* [Goal A]: According to the blog post below, how many hours of sweat equity were done with Windy City Habitat for Humanity?

* [Passage shown]:
Everyone does it at least one time in their blogging career.
Come through to let everyone know why the heck they are doing so many sponsored posts and not so many personal ones. Or maybe they don’t. Either way, it’s my turn. The kids are down for a nap, and I have some time to actually WRITE. Nothing paid, nothing with a marketing theme (although there will be many because now we have a shiny new mortgage AND private school to pay for! YAY) and nothing in particular from a prompt. I’m going through photos and realizing just how FULL our lives are, and how the silence of nap time echoes that. I’m also reminded a lot of the crazy stuff that my sister, Jessica and I got into, and got my brothers to agree too. Well, mainly me.
Basically, this post is going to be a lot of thought vomit.
A lot has transpired this summer. We graduated a kid from 8th grade. I mean, seriously, he graduated, and was valedictorian at that. He’s already showing his parents up. We’re smart too! Yet he’s making strides long past the ones that we set a precedent for. We’ve done 500 hours of sweat equity with Windy City Habitat for Humanity, and dedicated a house (which I’ll be blogging later, I promise) which means that we’ve started to pack up a house. A house that *I* have lived in for at least 12 years, and a house that Mr. Houseful has lived in for at least 7. I’ve lived in this building for 17 years. It’s odd. To pack up memories, and stumble upon forgotten mementos.

* [Goal B]: Retype everything in the spatial layout records, from their first line down to and including the line that contains "sidebar-item-dashboard[interactable]: Dashboard [0, 20, 90, 43]".

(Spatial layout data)
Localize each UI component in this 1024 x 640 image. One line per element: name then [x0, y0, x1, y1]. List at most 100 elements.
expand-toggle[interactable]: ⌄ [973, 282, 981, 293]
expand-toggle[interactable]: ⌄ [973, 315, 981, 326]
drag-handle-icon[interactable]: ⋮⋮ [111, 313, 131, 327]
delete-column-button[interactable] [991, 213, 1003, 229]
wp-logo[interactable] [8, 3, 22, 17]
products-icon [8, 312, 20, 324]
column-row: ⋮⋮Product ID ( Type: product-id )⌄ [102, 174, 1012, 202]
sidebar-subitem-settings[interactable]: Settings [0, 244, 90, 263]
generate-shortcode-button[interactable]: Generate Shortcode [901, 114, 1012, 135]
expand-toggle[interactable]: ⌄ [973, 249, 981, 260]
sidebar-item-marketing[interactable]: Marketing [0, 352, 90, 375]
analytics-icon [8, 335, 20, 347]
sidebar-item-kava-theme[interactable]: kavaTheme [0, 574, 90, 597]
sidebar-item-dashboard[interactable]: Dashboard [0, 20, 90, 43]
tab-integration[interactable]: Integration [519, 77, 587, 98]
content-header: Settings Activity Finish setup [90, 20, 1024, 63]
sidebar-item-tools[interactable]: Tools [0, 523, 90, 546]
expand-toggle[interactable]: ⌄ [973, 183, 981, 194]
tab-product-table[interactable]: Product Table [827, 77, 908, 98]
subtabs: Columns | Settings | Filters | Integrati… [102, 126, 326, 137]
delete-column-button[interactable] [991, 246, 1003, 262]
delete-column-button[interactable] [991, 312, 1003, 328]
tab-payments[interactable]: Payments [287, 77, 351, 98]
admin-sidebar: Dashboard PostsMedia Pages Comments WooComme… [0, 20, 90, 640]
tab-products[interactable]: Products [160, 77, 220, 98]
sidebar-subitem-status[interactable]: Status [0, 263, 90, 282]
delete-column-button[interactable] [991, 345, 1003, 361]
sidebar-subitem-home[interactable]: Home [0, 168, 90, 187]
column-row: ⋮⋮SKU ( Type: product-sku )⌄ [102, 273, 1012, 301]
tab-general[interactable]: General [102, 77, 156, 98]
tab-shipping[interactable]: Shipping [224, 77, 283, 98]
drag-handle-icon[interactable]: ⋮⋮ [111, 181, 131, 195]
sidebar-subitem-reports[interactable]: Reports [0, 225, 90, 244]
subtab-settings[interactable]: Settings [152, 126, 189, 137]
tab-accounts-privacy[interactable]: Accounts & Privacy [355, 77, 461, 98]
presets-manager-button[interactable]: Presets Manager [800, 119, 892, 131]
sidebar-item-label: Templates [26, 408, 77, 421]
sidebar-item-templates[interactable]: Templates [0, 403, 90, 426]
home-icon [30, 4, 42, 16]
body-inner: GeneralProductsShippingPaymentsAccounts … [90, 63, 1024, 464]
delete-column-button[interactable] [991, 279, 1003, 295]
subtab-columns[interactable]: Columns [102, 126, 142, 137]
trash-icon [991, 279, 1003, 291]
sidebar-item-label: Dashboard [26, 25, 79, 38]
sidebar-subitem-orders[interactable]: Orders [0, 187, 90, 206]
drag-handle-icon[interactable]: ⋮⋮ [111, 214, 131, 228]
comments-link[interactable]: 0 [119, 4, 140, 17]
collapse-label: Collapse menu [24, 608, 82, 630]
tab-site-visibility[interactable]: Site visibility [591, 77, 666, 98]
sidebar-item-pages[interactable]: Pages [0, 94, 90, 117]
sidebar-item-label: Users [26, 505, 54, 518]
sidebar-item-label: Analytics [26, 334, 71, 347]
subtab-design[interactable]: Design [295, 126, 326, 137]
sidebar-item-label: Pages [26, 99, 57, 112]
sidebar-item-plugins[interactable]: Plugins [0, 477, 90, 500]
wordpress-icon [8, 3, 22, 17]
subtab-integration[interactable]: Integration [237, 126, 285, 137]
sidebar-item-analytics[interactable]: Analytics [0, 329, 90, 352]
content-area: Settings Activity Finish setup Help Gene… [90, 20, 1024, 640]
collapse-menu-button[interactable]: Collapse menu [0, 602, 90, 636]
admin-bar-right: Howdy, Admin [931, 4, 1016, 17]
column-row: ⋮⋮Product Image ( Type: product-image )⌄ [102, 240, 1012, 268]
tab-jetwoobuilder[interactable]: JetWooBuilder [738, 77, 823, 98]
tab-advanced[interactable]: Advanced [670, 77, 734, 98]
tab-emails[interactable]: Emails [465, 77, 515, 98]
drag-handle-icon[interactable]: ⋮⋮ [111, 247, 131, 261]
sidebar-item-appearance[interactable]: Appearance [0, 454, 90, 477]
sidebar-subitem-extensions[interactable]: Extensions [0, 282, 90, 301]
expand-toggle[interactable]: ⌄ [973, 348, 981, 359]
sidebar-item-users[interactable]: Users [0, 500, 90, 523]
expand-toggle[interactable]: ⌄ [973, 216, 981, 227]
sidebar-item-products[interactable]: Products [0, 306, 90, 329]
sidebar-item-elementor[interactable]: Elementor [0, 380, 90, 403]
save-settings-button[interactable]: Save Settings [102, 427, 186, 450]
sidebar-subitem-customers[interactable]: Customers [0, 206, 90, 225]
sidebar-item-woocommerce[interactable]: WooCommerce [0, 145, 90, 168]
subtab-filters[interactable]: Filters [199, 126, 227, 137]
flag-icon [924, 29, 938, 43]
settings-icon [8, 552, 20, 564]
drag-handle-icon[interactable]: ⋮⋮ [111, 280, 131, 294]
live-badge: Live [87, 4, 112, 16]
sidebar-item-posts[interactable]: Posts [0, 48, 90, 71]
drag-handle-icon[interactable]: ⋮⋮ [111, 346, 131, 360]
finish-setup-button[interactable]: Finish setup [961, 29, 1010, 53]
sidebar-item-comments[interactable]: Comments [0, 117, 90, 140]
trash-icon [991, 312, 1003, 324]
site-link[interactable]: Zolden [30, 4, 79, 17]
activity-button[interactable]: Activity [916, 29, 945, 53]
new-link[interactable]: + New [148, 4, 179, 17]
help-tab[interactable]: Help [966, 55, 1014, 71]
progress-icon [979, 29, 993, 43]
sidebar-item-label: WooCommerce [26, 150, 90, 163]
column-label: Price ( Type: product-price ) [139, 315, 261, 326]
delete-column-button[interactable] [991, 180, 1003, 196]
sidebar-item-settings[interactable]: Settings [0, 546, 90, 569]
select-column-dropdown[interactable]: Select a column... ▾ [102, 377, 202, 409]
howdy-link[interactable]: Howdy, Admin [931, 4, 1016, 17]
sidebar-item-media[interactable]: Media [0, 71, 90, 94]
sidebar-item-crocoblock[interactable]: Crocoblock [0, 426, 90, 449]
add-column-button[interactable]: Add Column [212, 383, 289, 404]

* [Correct answer A]: 500 hours

* [Correct answer B]:
Localize each UI component in this 1024 x 640 image. One line per element: name then [x0, y0, x1, y1]. List at most 100 elements.
expand-toggle[interactable]: ⌄ [973, 282, 981, 293]
expand-toggle[interactable]: ⌄ [973, 315, 981, 326]
drag-handle-icon[interactable]: ⋮⋮ [111, 313, 131, 327]
delete-column-button[interactable] [991, 213, 1003, 229]
wp-logo[interactable] [8, 3, 22, 17]
products-icon [8, 312, 20, 324]
column-row: ⋮⋮Product ID ( Type: product-id )⌄ [102, 174, 1012, 202]
sidebar-subitem-settings[interactable]: Settings [0, 244, 90, 263]
generate-shortcode-button[interactable]: Generate Shortcode [901, 114, 1012, 135]
expand-toggle[interactable]: ⌄ [973, 249, 981, 260]
sidebar-item-marketing[interactable]: Marketing [0, 352, 90, 375]
analytics-icon [8, 335, 20, 347]
sidebar-item-kava-theme[interactable]: kavaTheme [0, 574, 90, 597]
sidebar-item-dashboard[interactable]: Dashboard [0, 20, 90, 43]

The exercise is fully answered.